_STATED TASK_:
For the entries that follow, state how many lines include the word "gíria", giving the number and nothing else.

[Data records]
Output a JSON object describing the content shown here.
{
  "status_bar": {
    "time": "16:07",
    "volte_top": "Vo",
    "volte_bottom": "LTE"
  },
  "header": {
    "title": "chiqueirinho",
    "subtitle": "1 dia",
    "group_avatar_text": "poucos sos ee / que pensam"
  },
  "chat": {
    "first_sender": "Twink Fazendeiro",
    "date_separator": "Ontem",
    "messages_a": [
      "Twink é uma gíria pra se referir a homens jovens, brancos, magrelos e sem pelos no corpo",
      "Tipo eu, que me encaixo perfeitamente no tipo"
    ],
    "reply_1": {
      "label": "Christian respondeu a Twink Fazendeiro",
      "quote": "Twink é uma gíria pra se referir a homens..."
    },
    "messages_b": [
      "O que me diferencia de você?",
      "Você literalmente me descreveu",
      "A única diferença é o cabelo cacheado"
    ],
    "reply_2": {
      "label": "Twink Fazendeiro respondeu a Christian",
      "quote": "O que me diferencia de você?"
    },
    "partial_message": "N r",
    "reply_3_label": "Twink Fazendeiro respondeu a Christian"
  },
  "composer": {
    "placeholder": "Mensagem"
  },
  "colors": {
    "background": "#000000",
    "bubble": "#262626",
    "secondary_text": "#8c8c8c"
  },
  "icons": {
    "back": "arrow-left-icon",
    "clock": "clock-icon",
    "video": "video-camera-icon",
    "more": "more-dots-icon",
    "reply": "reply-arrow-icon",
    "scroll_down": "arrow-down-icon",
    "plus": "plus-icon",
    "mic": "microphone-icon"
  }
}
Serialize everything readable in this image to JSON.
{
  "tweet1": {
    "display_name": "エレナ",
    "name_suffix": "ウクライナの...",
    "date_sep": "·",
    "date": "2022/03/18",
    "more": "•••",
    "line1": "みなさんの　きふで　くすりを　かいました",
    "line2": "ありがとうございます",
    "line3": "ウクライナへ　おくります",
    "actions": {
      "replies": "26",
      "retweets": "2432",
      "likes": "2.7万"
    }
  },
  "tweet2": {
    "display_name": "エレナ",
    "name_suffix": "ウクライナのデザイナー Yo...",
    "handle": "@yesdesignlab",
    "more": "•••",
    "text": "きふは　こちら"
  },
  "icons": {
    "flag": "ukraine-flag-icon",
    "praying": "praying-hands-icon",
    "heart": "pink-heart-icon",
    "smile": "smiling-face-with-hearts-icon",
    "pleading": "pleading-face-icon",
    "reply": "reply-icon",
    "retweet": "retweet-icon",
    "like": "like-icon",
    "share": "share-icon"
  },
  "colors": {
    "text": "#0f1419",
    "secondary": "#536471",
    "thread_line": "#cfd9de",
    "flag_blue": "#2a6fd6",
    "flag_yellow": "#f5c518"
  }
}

_OUTPUT_:
2